EXERCISE PROMPT >> All of the material below is to be repeated exactly.

ENTRIES SHOWN >>

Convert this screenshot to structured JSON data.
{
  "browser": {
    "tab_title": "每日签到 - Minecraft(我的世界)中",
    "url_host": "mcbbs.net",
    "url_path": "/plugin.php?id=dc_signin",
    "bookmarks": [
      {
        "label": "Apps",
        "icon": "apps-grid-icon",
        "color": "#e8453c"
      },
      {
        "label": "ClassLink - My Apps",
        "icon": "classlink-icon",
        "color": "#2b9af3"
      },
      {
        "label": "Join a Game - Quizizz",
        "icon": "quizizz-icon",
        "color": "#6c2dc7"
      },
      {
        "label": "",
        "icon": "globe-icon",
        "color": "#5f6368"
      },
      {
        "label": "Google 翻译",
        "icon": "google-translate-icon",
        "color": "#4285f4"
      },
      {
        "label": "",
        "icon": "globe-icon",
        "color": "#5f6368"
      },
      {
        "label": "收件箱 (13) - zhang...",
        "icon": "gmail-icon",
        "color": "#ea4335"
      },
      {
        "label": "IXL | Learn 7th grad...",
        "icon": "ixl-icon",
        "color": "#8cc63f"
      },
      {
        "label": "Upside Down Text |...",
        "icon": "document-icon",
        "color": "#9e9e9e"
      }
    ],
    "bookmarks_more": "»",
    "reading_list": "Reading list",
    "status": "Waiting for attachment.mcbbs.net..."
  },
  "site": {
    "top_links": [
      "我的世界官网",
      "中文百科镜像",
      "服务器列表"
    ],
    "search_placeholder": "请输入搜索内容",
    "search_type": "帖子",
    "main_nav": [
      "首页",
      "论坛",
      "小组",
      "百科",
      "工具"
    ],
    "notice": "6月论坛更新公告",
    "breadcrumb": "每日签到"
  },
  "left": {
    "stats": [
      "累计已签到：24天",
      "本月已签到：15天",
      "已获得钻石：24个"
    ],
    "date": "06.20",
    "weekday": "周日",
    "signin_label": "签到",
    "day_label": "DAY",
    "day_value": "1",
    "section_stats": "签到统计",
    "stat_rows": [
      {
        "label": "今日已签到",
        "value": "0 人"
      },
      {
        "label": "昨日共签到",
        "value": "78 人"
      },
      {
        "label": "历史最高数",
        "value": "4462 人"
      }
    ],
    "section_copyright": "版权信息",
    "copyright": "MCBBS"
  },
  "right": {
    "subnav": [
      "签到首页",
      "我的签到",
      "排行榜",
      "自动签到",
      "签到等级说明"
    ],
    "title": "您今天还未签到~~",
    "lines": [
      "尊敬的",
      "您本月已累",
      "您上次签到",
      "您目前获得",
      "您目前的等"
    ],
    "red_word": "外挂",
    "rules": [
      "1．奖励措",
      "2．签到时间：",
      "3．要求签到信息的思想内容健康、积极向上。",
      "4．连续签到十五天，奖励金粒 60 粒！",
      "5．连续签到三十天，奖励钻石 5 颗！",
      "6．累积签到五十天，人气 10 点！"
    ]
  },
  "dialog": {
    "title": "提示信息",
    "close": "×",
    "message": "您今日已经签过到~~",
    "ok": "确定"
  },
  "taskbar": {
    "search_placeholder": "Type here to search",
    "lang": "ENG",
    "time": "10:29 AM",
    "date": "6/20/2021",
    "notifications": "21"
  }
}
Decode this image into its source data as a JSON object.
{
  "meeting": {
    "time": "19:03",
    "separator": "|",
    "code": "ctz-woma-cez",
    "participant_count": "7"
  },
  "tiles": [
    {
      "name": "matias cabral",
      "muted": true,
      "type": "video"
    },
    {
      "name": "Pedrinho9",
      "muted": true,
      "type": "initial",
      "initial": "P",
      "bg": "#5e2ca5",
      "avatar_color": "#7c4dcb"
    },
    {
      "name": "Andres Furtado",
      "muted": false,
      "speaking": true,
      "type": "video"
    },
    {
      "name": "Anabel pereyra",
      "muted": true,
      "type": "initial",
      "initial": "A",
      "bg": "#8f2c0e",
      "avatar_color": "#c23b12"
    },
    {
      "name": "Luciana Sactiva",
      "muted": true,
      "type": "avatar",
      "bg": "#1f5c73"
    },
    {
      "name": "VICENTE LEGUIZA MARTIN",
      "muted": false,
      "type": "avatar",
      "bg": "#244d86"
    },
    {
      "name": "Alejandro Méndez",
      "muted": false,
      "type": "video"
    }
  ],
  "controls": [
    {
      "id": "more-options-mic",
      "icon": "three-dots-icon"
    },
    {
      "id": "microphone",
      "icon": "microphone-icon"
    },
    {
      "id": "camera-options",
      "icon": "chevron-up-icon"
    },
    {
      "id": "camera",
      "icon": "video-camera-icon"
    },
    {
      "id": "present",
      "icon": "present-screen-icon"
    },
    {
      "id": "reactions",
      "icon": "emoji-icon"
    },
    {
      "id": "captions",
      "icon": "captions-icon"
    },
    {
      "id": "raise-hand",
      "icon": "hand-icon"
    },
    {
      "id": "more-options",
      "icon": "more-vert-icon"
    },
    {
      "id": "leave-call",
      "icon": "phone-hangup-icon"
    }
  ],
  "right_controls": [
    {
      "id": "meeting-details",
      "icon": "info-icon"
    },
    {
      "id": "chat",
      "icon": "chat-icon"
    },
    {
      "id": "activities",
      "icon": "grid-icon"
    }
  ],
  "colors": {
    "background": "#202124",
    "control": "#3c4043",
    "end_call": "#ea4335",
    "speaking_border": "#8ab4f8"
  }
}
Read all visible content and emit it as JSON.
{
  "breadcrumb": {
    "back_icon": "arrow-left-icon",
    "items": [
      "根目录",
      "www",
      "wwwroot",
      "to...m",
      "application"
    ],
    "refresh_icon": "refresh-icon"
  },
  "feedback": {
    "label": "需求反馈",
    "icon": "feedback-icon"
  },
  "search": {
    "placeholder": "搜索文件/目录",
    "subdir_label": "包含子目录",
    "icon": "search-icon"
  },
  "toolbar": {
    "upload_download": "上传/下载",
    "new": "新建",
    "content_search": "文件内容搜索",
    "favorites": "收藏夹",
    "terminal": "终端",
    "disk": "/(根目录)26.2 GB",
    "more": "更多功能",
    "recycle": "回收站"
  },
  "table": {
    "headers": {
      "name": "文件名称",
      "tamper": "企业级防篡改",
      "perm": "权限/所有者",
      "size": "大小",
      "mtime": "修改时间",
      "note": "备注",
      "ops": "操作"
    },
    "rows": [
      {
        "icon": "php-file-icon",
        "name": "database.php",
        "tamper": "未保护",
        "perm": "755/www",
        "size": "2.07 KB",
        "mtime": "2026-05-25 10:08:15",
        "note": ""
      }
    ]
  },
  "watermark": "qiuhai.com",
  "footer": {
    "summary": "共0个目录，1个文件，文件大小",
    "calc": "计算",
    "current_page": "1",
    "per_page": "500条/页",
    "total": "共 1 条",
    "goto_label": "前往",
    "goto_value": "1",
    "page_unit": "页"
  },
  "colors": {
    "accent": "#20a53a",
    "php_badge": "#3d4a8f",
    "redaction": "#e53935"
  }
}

OUTPUT OF THE EXERCISE >>
Convert this screenshot to structured JSON data.
{
  "browser": {
    "tab_title": "每日签到 - Minecraft(我的世界)中",
    "url_host": "mcbbs.net",
    "url_path": "/plugin.php?id=dc_signin",
    "bookmarks": [
      {
        "label": "Apps",
        "icon": "apps-grid-icon",
        "color": "#e8453c"
      },
      {
        "label": "ClassLink - My Apps",
        "icon": "classlink-icon",
        "color": "#2b9af3"
      },
      {
        "label": "Join a Game - Quizizz",
        "icon": "quizizz-icon",
        "color": "#6c2dc7"
      },
      {
        "label": "",
        "icon": "globe-icon",
        "color": "#5f6368"
      },
      {
        "label": "Google 翻译",
        "icon": "google-translate-icon",
        "color": "#4285f4"
      },
      {
        "label": "",
        "icon": "globe-icon",
        "color": "#5f6368"
      },
      {
        "label": "收件箱 (13) - zhang...",
        "icon": "gmail-icon",
        "color": "#ea4335"
      },
      {
        "label": "IXL | Learn 7th grad...",
        "icon": "ixl-icon",
        "color": "#8cc63f"
      },
      {
        "label": "Upside Down Text |...",
        "icon": "document-icon",
        "color": "#9e9e9e"
      }
    ],
    "bookmarks_more": "»",
    "reading_list": "Reading list",
    "status": "Waiting for attachment.mcbbs.net..."
  },
  "site": {
    "top_links": [
      "我的世界官网",
      "中文百科镜像",
      "服务器列表"
    ],
    "search_placeholder": "请输入搜索内容",
    "search_type": "帖子",
    "main_nav": [
      "首页",
      "论坛",
      "小组",
      "百科",
      "工具"
    ],
    "notice": "6月论坛更新公告",
    "breadcrumb": "每日签到"
  },
  "left": {
    "stats": [
      "累计已签到：24天",
      "本月已签到：15天",
      "已获得钻石：24个"
    ],
    "date": "06.20",
    "weekday": "周日",
    "signin_label": "签到",
    "day_label": "DAY",
    "day_value": "1",
    "section_stats": "签到统计",
    "stat_rows": [
      {
        "label": "今日已签到",
        "value": "0 人"
      },
      {
        "label": "昨日共签到",
        "value": "78 人"
      },
      {
        "label": "历史最高数",
        "value": "4462 人"
      }
    ],
    "section_copyright": "版权信息",
    "copyright": "MCBBS"
  },
  "right": {
    "subnav": [
      "签到首页",
      "我的签到",
      "排行榜",
      "自动签到",
      "签到等级说明"
    ],
    "title": "您今天还未签到~~",
    "lines": [
      "尊敬的",
      "您本月已累",
      "您上次签到",
      "您目前获得",
      "您目前的等"
    ],
    "red_word": "外挂",
    "rules": [
      "1．奖励措",
      "2．签到时间：",
      "3．要求签到信息的思想内容健康、积极向上。",
      "4．连续签到十五天，奖励金粒 60 粒！",
      "5．连续签到三十天，奖励钻石 5 颗！",
      "6．累积签到五十天，人气 10 点！"
    ]
  },
  "dialog": {
    "title": "提示信息",
    "close": "×",
    "message": "您今日已经签过到~~",
    "ok": "确定"
  },
  "taskbar": {
    "search_placeholder": "Type here to search",
    "lang": "ENG",
    "time": "10:29 AM",
    "date": "6/20/2021",
    "notifications": "21"
  }
}
Decode this image into its source data as a JSON object.
{
  "meeting": {
    "time": "19:03",
    "separator": "|",
    "code": "ctz-woma-cez",
    "participant_count": "7"
  },
  "tiles": [
    {
      "name": "matias cabral",
      "muted": true,
      "type": "video"
    },
    {
      "name": "Pedrinho9",
      "muted": true,
      "type": "initial",
      "initial": "P",
      "bg": "#5e2ca5",
      "avatar_color": "#7c4dcb"
    },
    {
      "name": "Andres Furtado",
      "muted": false,
      "speaking": true,
      "type": "video"
    },
    {
      "name": "Anabel pereyra",
      "muted": true,
      "type": "initial",
      "initial": "A",
      "bg": "#8f2c0e",
      "avatar_color": "#c23b12"
    },
    {
      "name": "Luciana Sactiva",
      "muted": true,
      "type": "avatar",
      "bg": "#1f5c73"
    },
    {
      "name": "VICENTE LEGUIZA MARTIN",
      "muted": false,
      "type": "avatar",
      "bg": "#244d86"
    },
    {
      "name": "Alejandro Méndez",
      "muted": false,
      "type": "video"
    }
  ],
  "controls": [
    {
      "id": "more-options-mic",
      "icon": "three-dots-icon"
    },
    {
      "id": "microphone",
      "icon": "microphone-icon"
    },
    {
      "id": "camera-options",
      "icon": "chevron-up-icon"
    },
    {
      "id": "camera",
      "icon": "video-camera-icon"
    },
    {
      "id": "present",
      "icon": "present-screen-icon"
    },
    {
      "id": "reactions",
      "icon": "emoji-icon"
    },
    {
      "id": "captions",
      "icon": "captions-icon"
    },
    {
      "id": "raise-hand",
      "icon": "hand-icon"
    },
    {
      "id": "more-options",
      "icon": "more-vert-icon"
    },
    {
      "id": "leave-call",
      "icon": "phone-hangup-icon"
    }
  ],
  "right_controls": [
    {
      "id": "meeting-details",
      "icon": "info-icon"
    },
    {
      "id": "chat",
      "icon": "chat-icon"
    },
    {
      "id": "activities",
      "icon": "grid-icon"
    }
  ],
  "colors": {
    "background": "#202124",
    "control": "#3c4043",
    "end_call": "#ea4335",
    "speaking_border": "#8ab4f8"
  }
}
Read all visible content and emit it as JSON.
{
  "breadcrumb": {
    "back_icon": "arrow-left-icon",
    "items": [
      "根目录",
      "www",
      "wwwroot",
      "to...m",
      "application"
    ],
    "refresh_icon": "refresh-icon"
  },
  "feedback": {
    "label": "需求反馈",
    "icon": "feedback-icon"
  },
  "search": {
    "placeholder": "搜索文件/目录",
    "subdir_label": "包含子目录",
    "icon": "search-icon"
  },
  "toolbar": {
    "upload_download": "上传/下载",
    "new": "新建",
    "content_search": "文件内容搜索",
    "favorites": "收藏夹",
    "terminal": "终端",
    "disk": "/(根目录)26.2 GB",
    "more": "更多功能",
    "recycle": "回收站"
  },
  "table": {
    "headers": {
      "name": "文件名称",
      "tamper": "企业级防篡改",
      "perm": "权限/所有者",
      "size": "大小",
      "mtime": "修改时间",
      "note": "备注",
      "ops": "操作"
    },
    "rows": [
      {
        "icon": "php-file-icon",
        "name": "database.php",
        "tamper": "未保护",
        "perm": "755/www",
        "size": "2.07 KB",
        "mtime": "2026-05-25 10:08:15",
        "note": ""
      }
    ]
  },
  "watermark": "qiuhai.com",
  "footer": {
    "summary": "共0个目录，1个文件，文件大小",
    "calc": "计算",
    "current_page": "1",
    "per_page": "500条/页",
    "total": "共 1 条",
    "goto_label": "前往",
    "goto_value": "1",
    "page_unit": "页"
  },
  "colors": {
    "accent": "#20a53a",
    "php_badge": "#3d4a8f",
    "redaction": "#e53935"
  }
}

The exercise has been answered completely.